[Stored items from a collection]
* * * *

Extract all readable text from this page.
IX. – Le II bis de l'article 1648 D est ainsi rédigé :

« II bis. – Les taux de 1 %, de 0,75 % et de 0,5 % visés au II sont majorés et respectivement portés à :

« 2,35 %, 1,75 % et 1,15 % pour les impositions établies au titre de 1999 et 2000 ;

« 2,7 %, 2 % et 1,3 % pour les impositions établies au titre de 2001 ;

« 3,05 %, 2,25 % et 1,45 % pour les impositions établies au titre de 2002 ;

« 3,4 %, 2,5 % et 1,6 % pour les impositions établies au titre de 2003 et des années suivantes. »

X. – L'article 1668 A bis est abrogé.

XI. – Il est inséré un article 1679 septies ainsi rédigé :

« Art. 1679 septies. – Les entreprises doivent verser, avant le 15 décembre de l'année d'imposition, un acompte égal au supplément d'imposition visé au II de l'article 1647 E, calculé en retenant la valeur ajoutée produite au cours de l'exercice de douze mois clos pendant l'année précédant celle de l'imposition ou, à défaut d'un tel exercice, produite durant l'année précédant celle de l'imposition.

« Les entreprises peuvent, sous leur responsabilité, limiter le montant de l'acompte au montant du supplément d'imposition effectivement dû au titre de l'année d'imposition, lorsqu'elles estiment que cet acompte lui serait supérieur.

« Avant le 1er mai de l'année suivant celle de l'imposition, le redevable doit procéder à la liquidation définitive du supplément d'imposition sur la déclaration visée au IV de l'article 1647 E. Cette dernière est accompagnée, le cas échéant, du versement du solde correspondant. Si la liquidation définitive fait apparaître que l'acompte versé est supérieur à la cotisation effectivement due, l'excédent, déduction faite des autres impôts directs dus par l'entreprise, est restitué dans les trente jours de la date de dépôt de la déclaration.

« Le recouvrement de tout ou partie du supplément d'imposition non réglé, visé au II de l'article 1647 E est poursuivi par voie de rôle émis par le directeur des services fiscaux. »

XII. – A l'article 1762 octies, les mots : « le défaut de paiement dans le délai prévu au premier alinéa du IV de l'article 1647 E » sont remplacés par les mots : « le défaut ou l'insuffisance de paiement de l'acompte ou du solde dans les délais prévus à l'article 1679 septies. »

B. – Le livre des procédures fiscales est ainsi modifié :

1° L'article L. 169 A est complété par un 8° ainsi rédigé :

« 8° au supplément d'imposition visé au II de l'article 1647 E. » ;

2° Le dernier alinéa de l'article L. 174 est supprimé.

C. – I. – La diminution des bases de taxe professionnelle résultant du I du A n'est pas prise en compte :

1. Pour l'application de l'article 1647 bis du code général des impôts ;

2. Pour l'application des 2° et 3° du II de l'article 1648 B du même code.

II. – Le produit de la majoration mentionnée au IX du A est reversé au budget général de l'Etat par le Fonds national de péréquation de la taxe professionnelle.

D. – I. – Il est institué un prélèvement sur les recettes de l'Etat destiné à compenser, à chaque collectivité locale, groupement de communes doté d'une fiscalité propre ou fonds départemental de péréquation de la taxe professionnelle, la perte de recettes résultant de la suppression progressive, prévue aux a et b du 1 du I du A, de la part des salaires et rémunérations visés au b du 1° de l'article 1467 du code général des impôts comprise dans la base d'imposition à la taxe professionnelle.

* * * *

_WORK INSTRUCTIONS_: Reproduce each line verbatim.

_RESULT OF THIS EXERCISE_:
Extract all readable text from this page.
IX. – Le II bis de l'article 1648 D est ainsi rédigé :

« II bis. – Les taux de 1 %, de 0,75 % et de 0,5 % visés au II sont majorés et respectivement portés à :

« 2,35 %, 1,75 % et 1,15 % pour les impositions établies au titre de 1999 et 2000 ;

« 2,7 %, 2 % et 1,3 % pour les impositions établies au titre de 2001 ;

« 3,05 %, 2,25 % et 1,45 % pour les impositions établies au titre de 2002 ;

« 3,4 %, 2,5 % et 1,6 % pour les impositions établies au titre de 2003 et des années suivantes. »

X. – L'article 1668 A bis est abrogé.

XI. – Il est inséré un article 1679 septies ainsi rédigé :

« Art. 1679 septies. – Les entreprises doivent verser, avant le 15 décembre de l'année d'imposition, un acompte égal au supplément d'imposition visé au II de l'article 1647 E, calculé en retenant la valeur ajoutée produite au cours de l'exercice de douze mois clos pendant l'année précédant celle de l'imposition ou, à défaut d'un tel exercice, produite durant l'année précédant celle de l'imposition.

« Les entreprises peuvent, sous leur responsabilité, limiter le montant de l'acompte au montant du supplément d'imposition effectivement dû au titre de l'année d'imposition, lorsqu'elles estiment que cet acompte lui serait supérieur.

« Avant le 1er mai de l'année suivant celle de l'imposition, le redevable doit procéder à la liquidation définitive du supplément d'imposition sur la déclaration visée au IV de l'article 1647 E. Cette dernière est accompagnée, le cas échéant, du versement du solde correspondant. Si la liquidation définitive fait apparaître que l'acompte versé est supérieur à la cotisation effectivement due, l'excédent, déduction faite des autres impôts directs dus par l'entreprise, est restitué dans les trente jours de la date de dépôt de la déclaration.

« Le recouvrement de tout ou partie du supplément d'imposition non réglé, visé au II de l'article 1647 E est poursuivi par voie de rôle émis par le directeur des services fiscaux. »

XII. – A l'article 1762 octies, les mots : « le défaut de paiement dans le délai prévu au premier alinéa du IV de l'article 1647 E » sont remplacés par les mots : « le défaut ou l'insuffisance de paiement de l'acompte ou du solde dans les délais prévus à l'article 1679 septies. »

B. – Le livre des procédures fiscales est ainsi modifié :

1° L'article L. 169 A est complété par un 8° ainsi rédigé :

« 8° au supplément d'imposition visé au II de l'article 1647 E. » ;

2° Le dernier alinéa de l'article L. 174 est supprimé.

C. – I. – La diminution des bases de taxe professionnelle résultant du I du A n'est pas prise en compte :

1. Pour l'application de l'article 1647 bis du code général des impôts ;

2. Pour l'application des 2° et 3° du II de l'article 1648 B du même code.

II. – Le produit de la majoration mentionnée au IX du A est reversé au budget général de l'Etat par le Fonds national de péréquation de la taxe professionnelle.

D. – I. – Il est institué un prélèvement sur les recettes de l'Etat destiné à compenser, à chaque collectivité locale, groupement de communes doté d'une fiscalité propre ou fonds départemental de péréquation de la taxe professionnelle, la perte de recettes résultant de la suppression progressive, prévue aux a et b du 1 du I du A, de la part des salaires et rémunérations visés au b du 1° de l'article 1467 du code général des impôts comprise dans la base d'imposition à la taxe professionnelle.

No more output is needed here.